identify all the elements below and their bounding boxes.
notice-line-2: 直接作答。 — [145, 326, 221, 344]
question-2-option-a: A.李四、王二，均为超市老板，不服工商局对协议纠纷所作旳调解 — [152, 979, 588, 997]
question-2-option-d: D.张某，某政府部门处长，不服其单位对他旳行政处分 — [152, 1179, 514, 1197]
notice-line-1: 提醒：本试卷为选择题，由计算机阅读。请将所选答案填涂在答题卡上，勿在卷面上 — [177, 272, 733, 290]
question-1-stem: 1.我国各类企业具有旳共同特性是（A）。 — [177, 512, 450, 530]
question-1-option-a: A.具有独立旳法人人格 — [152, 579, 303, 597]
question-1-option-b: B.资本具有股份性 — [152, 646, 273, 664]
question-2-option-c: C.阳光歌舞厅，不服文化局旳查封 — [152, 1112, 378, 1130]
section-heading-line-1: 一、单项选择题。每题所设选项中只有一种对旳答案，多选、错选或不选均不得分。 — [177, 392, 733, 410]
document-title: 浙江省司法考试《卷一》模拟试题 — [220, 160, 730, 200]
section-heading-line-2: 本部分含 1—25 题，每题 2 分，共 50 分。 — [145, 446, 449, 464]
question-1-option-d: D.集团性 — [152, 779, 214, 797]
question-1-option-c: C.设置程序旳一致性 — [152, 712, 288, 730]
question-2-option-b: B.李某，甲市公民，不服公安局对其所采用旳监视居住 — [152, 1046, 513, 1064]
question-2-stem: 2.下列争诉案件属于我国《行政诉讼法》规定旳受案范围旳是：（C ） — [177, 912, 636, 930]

...

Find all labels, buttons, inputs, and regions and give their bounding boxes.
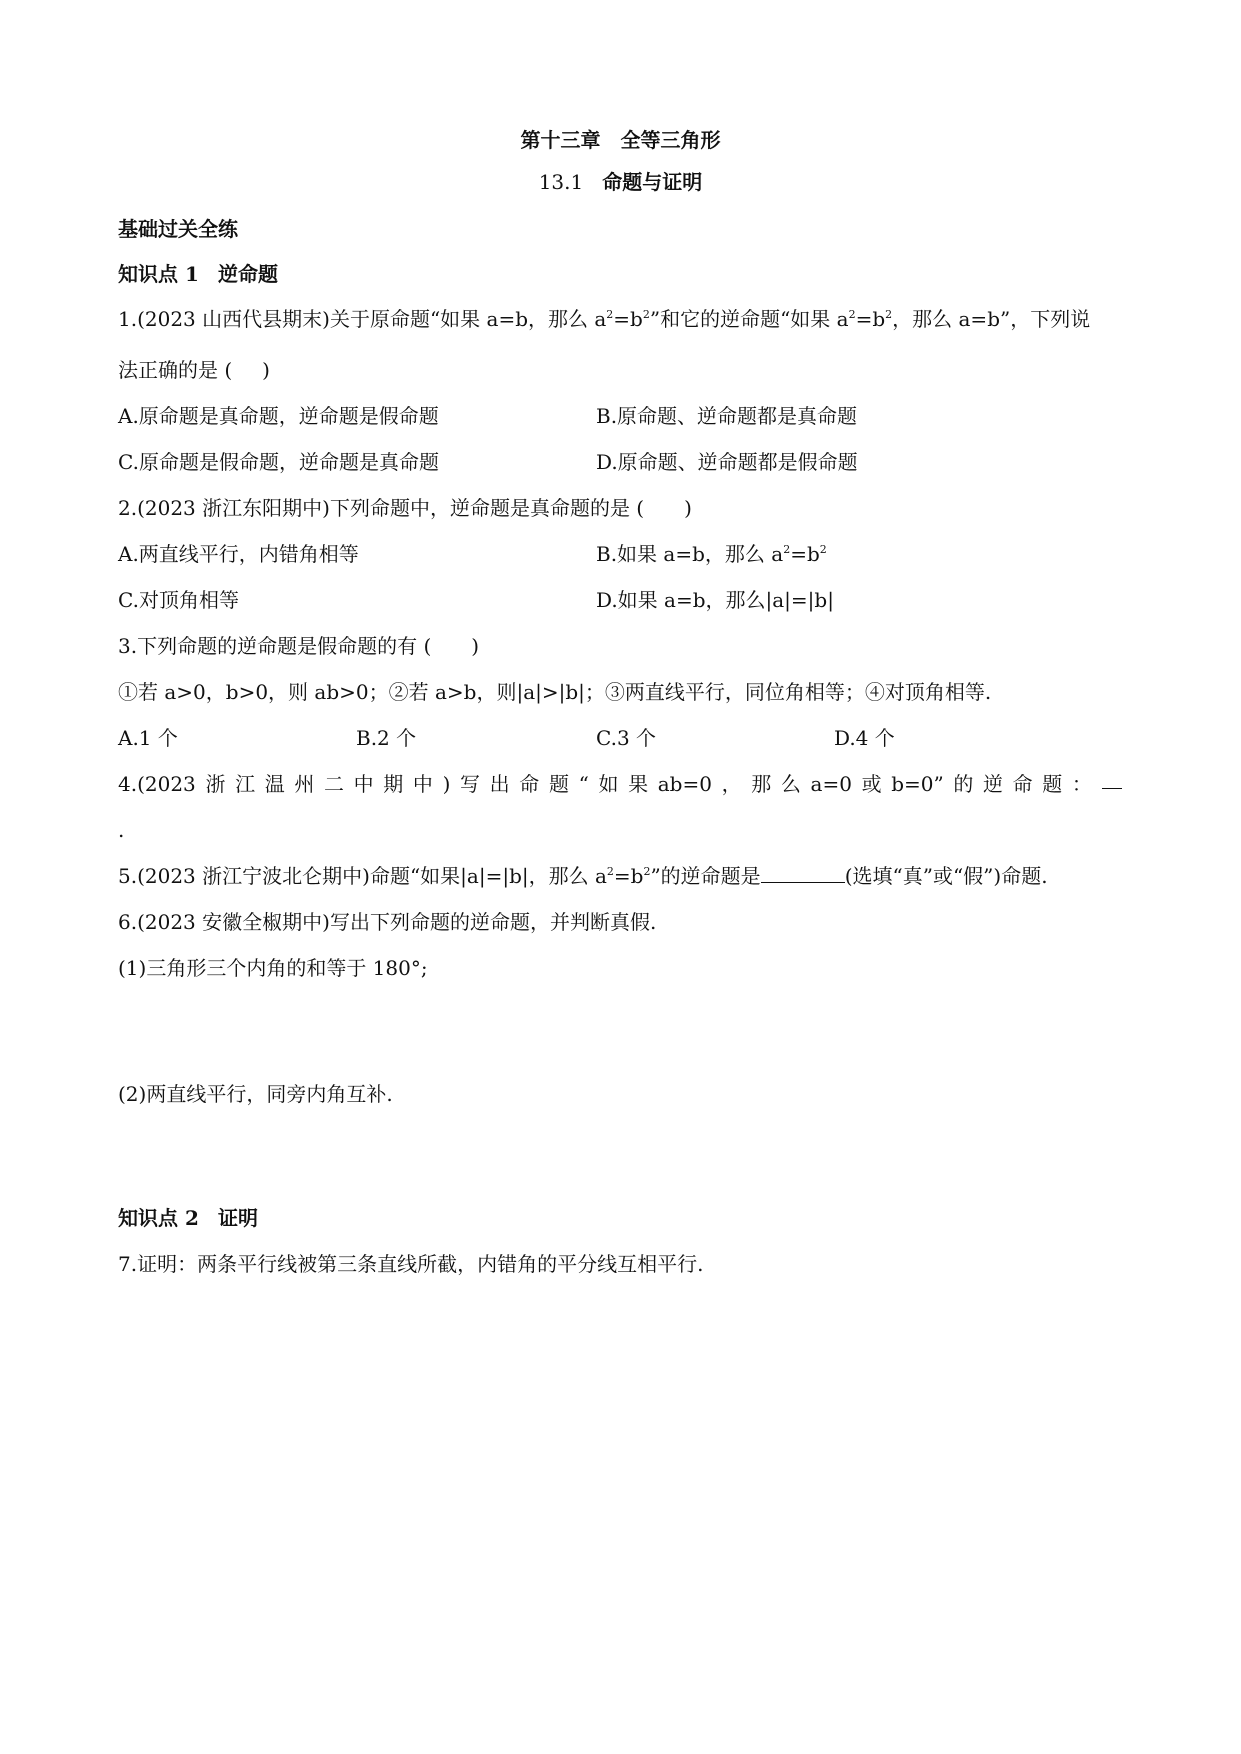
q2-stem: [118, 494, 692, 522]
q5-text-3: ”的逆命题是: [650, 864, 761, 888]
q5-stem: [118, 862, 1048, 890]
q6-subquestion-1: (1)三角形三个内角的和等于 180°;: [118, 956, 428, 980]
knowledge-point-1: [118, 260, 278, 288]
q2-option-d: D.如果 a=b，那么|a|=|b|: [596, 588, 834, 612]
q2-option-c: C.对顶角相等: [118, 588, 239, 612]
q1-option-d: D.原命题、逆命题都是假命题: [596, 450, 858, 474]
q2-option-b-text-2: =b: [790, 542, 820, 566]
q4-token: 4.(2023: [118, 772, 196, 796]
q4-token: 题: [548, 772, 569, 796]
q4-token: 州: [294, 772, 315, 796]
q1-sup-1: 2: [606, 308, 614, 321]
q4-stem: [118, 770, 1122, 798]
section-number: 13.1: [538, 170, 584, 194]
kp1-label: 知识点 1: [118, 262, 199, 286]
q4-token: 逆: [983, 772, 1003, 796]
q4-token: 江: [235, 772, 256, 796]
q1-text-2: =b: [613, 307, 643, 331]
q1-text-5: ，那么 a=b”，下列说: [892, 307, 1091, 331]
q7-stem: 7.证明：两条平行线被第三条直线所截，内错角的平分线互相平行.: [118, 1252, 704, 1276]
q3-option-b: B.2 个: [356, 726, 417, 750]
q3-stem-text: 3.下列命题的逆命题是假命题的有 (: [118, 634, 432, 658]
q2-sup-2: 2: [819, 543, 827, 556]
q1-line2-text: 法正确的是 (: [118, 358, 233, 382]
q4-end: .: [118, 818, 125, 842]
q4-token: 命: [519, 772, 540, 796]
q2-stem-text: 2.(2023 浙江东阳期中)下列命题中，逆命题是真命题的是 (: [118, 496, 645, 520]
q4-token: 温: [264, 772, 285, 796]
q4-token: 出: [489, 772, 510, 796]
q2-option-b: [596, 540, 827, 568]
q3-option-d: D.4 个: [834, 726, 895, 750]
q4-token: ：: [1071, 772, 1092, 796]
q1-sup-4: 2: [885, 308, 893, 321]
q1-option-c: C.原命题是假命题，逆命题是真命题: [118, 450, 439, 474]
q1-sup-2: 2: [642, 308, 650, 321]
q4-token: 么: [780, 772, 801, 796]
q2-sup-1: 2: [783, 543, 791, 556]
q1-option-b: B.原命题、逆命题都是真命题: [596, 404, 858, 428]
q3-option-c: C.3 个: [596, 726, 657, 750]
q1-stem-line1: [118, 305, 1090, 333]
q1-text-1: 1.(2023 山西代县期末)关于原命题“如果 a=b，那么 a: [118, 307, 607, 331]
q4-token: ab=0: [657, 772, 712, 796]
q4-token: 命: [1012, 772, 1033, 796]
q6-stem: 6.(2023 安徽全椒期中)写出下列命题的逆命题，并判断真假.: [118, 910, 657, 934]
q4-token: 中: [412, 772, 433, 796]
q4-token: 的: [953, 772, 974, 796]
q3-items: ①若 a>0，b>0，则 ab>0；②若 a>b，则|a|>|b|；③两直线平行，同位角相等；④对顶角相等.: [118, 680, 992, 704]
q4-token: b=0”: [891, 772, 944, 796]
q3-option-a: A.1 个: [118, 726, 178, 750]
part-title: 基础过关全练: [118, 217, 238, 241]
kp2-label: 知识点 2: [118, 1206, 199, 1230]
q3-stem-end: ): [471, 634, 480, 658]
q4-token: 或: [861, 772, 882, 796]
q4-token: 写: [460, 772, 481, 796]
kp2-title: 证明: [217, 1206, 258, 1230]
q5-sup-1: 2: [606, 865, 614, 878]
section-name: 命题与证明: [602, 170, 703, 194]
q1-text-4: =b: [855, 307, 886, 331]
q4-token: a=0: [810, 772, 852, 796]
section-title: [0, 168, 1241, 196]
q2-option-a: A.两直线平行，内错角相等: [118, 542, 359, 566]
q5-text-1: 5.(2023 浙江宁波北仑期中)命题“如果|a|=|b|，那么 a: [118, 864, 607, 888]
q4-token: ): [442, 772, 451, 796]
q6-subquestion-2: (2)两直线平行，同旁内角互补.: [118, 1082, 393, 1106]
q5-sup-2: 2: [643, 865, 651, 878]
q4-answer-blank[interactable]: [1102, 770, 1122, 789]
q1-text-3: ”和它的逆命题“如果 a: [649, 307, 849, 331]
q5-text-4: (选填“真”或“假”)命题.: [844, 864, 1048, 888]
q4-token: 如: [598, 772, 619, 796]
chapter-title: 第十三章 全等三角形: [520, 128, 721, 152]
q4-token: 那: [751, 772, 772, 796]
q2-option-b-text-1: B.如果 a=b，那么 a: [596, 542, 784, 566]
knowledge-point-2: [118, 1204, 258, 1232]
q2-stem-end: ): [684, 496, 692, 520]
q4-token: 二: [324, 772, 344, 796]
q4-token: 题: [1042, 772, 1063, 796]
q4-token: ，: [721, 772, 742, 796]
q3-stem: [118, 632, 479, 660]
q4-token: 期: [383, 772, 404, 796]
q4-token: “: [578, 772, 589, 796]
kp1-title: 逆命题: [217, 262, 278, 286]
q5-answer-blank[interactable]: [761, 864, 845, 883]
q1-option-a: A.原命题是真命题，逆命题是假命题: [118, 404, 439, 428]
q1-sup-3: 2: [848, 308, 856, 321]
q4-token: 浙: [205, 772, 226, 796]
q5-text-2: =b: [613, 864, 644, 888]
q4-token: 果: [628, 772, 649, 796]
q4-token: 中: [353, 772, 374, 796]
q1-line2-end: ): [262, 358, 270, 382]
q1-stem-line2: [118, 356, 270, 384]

* * *

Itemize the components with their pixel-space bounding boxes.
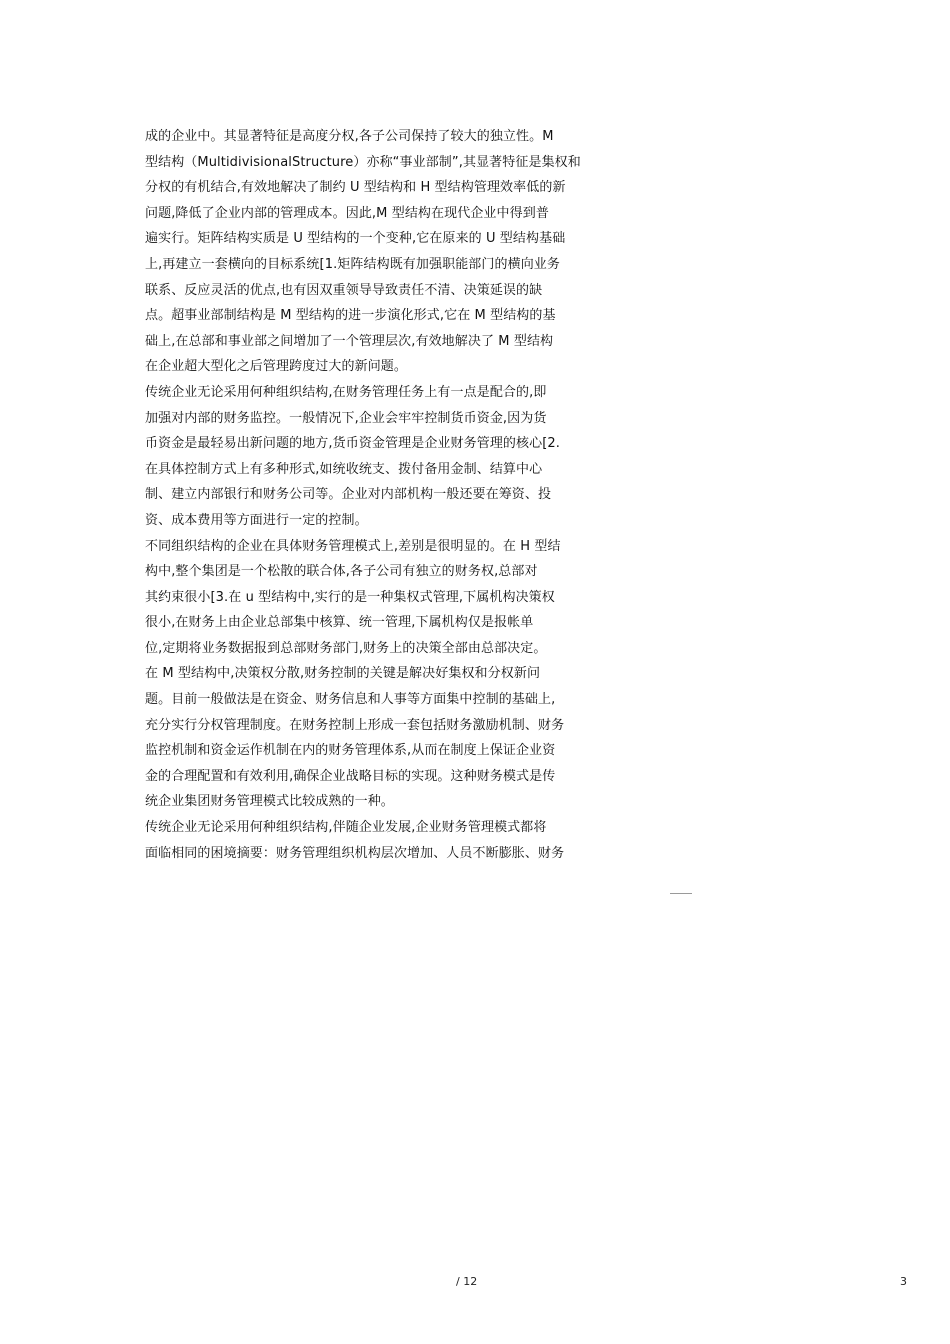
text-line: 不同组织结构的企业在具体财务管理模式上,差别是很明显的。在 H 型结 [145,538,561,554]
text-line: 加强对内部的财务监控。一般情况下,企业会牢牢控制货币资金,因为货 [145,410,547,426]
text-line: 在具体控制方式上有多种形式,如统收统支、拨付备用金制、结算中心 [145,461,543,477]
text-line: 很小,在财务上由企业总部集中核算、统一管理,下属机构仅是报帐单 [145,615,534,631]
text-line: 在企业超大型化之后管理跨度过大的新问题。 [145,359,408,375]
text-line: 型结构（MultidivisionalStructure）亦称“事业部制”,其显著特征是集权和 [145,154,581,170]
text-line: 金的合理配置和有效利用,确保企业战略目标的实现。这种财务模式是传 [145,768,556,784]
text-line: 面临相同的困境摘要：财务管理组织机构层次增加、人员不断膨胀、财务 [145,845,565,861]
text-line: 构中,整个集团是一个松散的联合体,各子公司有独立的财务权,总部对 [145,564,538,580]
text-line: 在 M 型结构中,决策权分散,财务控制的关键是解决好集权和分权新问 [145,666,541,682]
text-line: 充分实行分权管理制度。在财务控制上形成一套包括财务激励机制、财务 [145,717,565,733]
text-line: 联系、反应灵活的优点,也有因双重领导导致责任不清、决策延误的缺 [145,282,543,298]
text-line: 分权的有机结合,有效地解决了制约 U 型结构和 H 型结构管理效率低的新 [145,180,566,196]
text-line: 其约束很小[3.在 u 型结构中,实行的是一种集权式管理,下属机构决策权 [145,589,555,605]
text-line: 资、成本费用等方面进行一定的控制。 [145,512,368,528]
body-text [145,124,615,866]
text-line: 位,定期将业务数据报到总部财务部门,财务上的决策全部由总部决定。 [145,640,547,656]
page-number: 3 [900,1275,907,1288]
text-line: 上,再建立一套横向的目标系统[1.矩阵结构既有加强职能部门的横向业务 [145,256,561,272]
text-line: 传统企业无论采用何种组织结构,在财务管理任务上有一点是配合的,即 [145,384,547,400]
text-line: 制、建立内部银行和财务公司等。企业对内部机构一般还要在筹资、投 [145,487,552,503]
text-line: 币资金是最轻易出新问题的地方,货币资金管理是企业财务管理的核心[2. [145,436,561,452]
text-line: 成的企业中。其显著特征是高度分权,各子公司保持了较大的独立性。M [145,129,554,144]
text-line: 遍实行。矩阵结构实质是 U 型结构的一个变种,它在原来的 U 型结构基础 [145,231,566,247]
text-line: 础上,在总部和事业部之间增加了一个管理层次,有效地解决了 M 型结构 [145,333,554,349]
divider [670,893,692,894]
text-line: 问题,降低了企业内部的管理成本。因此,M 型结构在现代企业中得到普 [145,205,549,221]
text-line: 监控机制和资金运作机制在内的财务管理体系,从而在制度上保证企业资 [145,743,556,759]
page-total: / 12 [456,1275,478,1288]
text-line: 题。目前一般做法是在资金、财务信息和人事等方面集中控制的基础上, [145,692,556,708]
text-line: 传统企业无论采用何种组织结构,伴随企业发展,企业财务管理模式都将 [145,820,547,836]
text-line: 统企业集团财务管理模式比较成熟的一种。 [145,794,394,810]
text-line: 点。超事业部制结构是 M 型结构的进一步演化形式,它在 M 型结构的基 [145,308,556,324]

* **Problem requirements**
Print the items in Block 3 exactly as they stand, beginning with the line that contains "text-line: 不同组织结构的企业在具体财务管理模式上,差别是很明显的。在 H" and continuing through the line that contains "text-line: 传统企业无论采用何种组织结构,伴随企业发展,企业财务管理模式都将 [145,820,547,836]", with both of those lines included.

* **Output for this task**
text-line: 不同组织结构的企业在具体财务管理模式上,差别是很明显的。在 H 型结 [145,538,561,554]
text-line: 加强对内部的财务监控。一般情况下,企业会牢牢控制货币资金,因为货 [145,410,547,426]
text-line: 在具体控制方式上有多种形式,如统收统支、拨付备用金制、结算中心 [145,461,543,477]
text-line: 很小,在财务上由企业总部集中核算、统一管理,下属机构仅是报帐单 [145,615,534,631]
text-line: 在企业超大型化之后管理跨度过大的新问题。 [145,359,408,375]
text-line: 型结构（MultidivisionalStructure）亦称“事业部制”,其显著特征是集权和 [145,154,581,170]
text-line: 金的合理配置和有效利用,确保企业战略目标的实现。这种财务模式是传 [145,768,556,784]
text-line: 面临相同的困境摘要：财务管理组织机构层次增加、人员不断膨胀、财务 [145,845,565,861]
text-line: 构中,整个集团是一个松散的联合体,各子公司有独立的财务权,总部对 [145,564,538,580]
text-line: 在 M 型结构中,决策权分散,财务控制的关键是解决好集权和分权新问 [145,666,541,682]
text-line: 充分实行分权管理制度。在财务控制上形成一套包括财务激励机制、财务 [145,717,565,733]
text-line: 联系、反应灵活的优点,也有因双重领导导致责任不清、决策延误的缺 [145,282,543,298]
text-line: 分权的有机结合,有效地解决了制约 U 型结构和 H 型结构管理效率低的新 [145,180,566,196]
text-line: 其约束很小[3.在 u 型结构中,实行的是一种集权式管理,下属机构决策权 [145,589,555,605]
text-line: 资、成本费用等方面进行一定的控制。 [145,512,368,528]
body-text [145,124,615,866]
text-line: 位,定期将业务数据报到总部财务部门,财务上的决策全部由总部决定。 [145,640,547,656]
page-number: 3 [900,1275,907,1288]
text-line: 上,再建立一套横向的目标系统[1.矩阵结构既有加强职能部门的横向业务 [145,256,561,272]
text-line: 传统企业无论采用何种组织结构,在财务管理任务上有一点是配合的,即 [145,384,547,400]
text-line: 制、建立内部银行和财务公司等。企业对内部机构一般还要在筹资、投 [145,487,552,503]
text-line: 币资金是最轻易出新问题的地方,货币资金管理是企业财务管理的核心[2. [145,436,561,452]
text-line: 成的企业中。其显著特征是高度分权,各子公司保持了较大的独立性。M [145,129,554,144]
text-line: 遍实行。矩阵结构实质是 U 型结构的一个变种,它在原来的 U 型结构基础 [145,231,566,247]
text-line: 础上,在总部和事业部之间增加了一个管理层次,有效地解决了 M 型结构 [145,333,554,349]
divider [670,893,692,894]
text-line: 问题,降低了企业内部的管理成本。因此,M 型结构在现代企业中得到普 [145,205,549,221]
text-line: 监控机制和资金运作机制在内的财务管理体系,从而在制度上保证企业资 [145,743,556,759]
page-total: / 12 [456,1275,478,1288]
text-line: 题。目前一般做法是在资金、财务信息和人事等方面集中控制的基础上, [145,692,556,708]
text-line: 传统企业无论采用何种组织结构,伴随企业发展,企业财务管理模式都将 [145,820,547,836]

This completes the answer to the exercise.